Re: distributed computation of median

2017-04-18 Thread pavan adukuri

Do you know of any python implementation for the same?

thanks
pavan
On 4/17/17, 9:54 AM, svjk24 wrote:

Hello,
  Is there any interest in an efficient distributed computation of the 
median algorithm?
A google search pulls some stackoverflow discussion but it would be 
good to have one provided.


I have an implementation (that could be improved)
from the paper " Fast Computation of the Median by Successive Binning":

https://github.com/4d55397500/medianbinning

Thanks-








Re: distributed computation of median

2017-04-17 Thread Koert Kuipers
Also q-tree is implemented in algebird, not hard to get it going in spark.
That is another probabilistic data structure that is useful for this.

On Apr 17, 2017 11:27, "Jason White" <jason.wh...@shopify.com> wrote:

> Have you looked at t-digests?
>
> Calculating percentiles (including medians) is something that is inherently
> difficult/inefficient to do in a distributed system. T-digests provide a
> useful probabilistic structure to allow you to compute any percentile with
> a
> known (and tunable) margin of error.
>
> https://github.com/tdunning/t-digest
>
>
>
>
> --
> View this message in context: http://apache-spark-
> developers-list.1001551.n3.nabble.com/distributed-computation-of-median-
> tp21356p21357.html
> Sent from the Apache Spark Developers List mailing list archive at
> Nabble.com.
>
> -
> To unsubscribe e-mail: dev-unsubscr...@spark.apache.org
>
>


Re: distributed computation of median

2017-04-17 Thread Reynold Xin
The DataFrame API includes an approximate quartile implementation. If you
ask for quantile 0.5, you will get approximate median.


On Sun, Apr 16, 2017 at 9:24 PM svjk24 <svj...@gmail.com> wrote:

> Hello,
>   Is there any interest in an efficient distributed computation of the
> median algorithm?
> A google search pulls some stackoverflow discussion but it would be good
> to have one provided.
>
> I have an implementation (that could be improved)
> from the paper " Fast Computation of the Median by Successive Binning":
>
> https://github.com/4d55397500/medianbinning
>
> Thanks-
>
>
>
>
>


Re: distributed computation of median

2017-04-17 Thread Jason White
Have you looked at t-digests?

Calculating percentiles (including medians) is something that is inherently
difficult/inefficient to do in a distributed system. T-digests provide a
useful probabilistic structure to allow you to compute any percentile with a
known (and tunable) margin of error.

https://github.com/tdunning/t-digest




--
View this message in context: 
http://apache-spark-developers-list.1001551.n3.nabble.com/distributed-computation-of-median-tp21356p21357.html
Sent from the Apache Spark Developers List mailing list archive at Nabble.com.

-
To unsubscribe e-mail: dev-unsubscr...@spark.apache.org



distributed computation of median

2017-04-16 Thread svjk24

Hello,
  Is there any interest in an efficient distributed computation of the 
median algorithm?
A google search pulls some stackoverflow discussion but it would be good 
to have one provided.


I have an implementation (that could be improved)
from the paper " Fast Computation of the Median by Successive Binning":

https://github.com/4d55397500/medianbinning

Thanks-

DIRECTIONS:
1. Please write out the stretch of the median-computation thread from "Do you know" through "good to have one provided.".
2. In the median-computation thread, where does Koert Kuipers say q-tree is implemented?

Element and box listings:
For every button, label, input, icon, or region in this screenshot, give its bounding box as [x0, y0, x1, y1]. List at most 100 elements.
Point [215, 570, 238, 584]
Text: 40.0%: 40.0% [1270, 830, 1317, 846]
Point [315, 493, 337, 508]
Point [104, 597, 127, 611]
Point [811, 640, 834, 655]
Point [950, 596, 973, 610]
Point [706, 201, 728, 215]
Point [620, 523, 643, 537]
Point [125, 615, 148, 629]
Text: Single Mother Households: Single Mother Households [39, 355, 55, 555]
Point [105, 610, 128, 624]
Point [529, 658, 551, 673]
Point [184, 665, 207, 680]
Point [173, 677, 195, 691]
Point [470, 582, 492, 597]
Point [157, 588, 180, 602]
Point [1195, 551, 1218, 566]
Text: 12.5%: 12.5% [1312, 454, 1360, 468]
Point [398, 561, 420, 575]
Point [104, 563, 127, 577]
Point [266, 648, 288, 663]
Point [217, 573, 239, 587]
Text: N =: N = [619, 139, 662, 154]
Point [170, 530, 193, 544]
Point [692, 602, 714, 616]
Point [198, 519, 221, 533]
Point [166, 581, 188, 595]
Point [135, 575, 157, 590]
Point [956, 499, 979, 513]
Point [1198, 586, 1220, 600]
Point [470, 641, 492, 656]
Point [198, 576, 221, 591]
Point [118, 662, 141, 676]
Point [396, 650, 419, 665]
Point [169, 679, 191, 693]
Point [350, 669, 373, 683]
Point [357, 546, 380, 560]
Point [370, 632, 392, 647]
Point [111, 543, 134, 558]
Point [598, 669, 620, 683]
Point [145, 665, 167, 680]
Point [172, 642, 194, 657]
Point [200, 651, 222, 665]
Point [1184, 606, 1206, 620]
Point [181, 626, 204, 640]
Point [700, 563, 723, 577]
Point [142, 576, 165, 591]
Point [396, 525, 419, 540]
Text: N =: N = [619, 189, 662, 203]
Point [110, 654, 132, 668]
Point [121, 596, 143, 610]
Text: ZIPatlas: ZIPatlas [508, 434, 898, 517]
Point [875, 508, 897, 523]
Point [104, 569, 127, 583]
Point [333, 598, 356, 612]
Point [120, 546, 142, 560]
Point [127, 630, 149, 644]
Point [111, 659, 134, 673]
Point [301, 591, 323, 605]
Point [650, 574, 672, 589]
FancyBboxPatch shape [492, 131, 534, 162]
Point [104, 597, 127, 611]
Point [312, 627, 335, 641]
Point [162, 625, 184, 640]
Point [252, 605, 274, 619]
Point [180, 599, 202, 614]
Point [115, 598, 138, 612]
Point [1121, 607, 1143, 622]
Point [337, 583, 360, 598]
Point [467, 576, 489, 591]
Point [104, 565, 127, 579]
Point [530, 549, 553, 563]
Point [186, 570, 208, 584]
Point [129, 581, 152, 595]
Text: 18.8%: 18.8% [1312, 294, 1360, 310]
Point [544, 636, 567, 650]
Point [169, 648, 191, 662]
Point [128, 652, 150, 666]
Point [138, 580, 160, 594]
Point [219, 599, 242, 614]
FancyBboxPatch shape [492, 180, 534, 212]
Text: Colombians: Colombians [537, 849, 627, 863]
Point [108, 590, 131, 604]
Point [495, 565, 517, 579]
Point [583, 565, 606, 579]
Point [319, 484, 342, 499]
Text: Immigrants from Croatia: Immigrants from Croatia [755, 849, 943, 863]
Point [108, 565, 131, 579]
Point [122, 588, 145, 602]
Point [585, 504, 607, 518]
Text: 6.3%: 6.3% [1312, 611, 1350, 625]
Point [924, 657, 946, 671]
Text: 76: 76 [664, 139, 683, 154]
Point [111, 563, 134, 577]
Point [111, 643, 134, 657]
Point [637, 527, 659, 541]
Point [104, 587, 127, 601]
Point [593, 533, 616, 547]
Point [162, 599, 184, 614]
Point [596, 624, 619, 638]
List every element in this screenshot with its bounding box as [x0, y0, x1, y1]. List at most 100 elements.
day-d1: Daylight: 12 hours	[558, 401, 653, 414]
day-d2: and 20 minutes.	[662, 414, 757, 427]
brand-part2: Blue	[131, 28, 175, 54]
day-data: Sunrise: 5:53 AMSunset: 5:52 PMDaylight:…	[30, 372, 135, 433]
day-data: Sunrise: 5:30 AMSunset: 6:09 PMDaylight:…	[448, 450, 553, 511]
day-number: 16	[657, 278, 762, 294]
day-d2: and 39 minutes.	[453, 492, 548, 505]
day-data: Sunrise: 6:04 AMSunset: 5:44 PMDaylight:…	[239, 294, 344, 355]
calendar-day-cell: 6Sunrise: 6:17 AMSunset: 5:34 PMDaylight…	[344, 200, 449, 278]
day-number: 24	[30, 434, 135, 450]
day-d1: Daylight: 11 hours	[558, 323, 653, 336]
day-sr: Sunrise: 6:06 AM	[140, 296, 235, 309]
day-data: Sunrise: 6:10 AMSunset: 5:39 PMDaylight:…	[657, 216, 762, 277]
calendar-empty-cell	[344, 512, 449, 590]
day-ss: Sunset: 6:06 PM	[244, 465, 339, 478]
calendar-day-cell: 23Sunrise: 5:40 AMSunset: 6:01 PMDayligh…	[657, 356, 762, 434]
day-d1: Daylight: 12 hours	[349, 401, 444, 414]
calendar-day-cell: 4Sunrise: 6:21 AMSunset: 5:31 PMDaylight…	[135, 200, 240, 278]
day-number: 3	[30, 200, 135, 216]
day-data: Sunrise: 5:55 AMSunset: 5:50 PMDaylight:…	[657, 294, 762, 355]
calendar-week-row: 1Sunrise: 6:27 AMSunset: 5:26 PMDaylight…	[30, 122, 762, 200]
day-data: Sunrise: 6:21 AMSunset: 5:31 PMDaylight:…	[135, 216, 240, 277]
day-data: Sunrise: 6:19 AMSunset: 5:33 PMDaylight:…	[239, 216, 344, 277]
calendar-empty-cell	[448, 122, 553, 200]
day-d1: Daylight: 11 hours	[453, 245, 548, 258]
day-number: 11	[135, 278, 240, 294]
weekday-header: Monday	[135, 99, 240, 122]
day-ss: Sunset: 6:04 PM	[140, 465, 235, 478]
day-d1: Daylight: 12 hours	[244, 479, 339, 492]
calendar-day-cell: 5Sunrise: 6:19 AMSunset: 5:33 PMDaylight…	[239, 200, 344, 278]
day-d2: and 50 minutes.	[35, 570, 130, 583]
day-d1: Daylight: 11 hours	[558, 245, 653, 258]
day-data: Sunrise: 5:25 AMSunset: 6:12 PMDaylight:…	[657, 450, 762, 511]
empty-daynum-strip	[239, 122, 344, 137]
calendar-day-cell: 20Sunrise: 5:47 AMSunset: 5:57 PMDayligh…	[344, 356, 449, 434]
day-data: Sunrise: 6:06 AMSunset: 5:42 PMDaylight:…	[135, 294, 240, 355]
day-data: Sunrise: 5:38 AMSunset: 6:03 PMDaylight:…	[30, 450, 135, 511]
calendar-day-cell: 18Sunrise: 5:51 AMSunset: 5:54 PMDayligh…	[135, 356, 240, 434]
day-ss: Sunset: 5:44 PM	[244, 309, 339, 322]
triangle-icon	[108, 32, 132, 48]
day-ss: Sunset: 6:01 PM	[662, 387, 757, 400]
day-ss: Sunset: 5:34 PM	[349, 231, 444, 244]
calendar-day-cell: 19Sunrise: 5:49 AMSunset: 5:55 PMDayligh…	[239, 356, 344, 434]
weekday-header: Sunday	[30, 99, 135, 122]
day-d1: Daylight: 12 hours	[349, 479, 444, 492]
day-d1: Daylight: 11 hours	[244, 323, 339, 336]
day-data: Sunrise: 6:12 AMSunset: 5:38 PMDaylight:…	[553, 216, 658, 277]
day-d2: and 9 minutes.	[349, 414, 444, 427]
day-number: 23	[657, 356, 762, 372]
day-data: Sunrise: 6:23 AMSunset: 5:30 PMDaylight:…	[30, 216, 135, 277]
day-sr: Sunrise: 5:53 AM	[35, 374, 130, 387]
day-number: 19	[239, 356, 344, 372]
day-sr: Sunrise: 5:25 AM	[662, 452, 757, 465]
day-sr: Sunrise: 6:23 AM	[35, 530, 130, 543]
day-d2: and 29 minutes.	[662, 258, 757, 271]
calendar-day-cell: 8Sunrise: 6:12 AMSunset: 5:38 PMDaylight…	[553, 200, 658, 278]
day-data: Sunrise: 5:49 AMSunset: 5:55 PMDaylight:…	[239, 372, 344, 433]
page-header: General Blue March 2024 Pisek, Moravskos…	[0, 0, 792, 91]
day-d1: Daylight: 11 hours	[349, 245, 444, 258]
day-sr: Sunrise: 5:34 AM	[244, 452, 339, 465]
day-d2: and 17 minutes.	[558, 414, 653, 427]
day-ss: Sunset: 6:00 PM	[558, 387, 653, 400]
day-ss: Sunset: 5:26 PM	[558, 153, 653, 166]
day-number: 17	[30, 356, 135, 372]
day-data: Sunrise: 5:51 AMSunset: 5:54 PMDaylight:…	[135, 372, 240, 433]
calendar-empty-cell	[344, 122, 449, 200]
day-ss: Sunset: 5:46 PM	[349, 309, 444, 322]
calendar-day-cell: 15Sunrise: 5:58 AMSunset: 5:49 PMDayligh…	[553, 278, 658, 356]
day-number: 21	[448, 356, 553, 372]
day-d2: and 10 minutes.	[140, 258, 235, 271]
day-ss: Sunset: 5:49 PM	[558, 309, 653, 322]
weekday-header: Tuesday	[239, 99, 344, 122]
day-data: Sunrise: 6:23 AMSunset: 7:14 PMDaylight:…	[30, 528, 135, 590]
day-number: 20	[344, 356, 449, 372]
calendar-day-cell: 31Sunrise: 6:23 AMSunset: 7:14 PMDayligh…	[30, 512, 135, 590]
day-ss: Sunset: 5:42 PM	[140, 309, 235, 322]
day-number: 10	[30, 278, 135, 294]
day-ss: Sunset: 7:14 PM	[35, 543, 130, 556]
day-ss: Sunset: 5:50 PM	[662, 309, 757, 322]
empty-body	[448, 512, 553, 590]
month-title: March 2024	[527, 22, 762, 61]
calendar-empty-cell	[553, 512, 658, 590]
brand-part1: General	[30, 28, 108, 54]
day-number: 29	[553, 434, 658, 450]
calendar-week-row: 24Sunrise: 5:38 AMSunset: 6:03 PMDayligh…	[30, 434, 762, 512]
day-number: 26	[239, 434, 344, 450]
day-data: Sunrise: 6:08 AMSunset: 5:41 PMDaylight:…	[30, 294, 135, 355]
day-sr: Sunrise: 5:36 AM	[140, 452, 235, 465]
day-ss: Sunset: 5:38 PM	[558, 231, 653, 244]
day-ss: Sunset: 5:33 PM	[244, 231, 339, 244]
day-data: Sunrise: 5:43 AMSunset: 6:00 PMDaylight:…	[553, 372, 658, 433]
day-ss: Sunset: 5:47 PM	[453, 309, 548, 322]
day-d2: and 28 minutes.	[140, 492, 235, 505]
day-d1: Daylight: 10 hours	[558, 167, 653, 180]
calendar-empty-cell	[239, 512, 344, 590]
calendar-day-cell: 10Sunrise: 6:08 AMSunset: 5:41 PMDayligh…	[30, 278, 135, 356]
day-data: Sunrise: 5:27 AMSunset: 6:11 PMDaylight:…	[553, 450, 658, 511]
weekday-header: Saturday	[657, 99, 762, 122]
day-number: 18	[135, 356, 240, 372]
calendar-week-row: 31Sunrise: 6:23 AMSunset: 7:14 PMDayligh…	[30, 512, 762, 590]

ANSWERS FOR THIS EXERCISE:
1.
Do you know of any python implementation for the same?

thanks
pavan
On 4/17/17, 9:54 AM, svjk24 wrote:

Hello,
  Is there any interest in an efficient distributed computation of the 
median algorithm?
A google search pulls some stackoverflow discussion but it would be 
good to have one provided.

2. In algebird.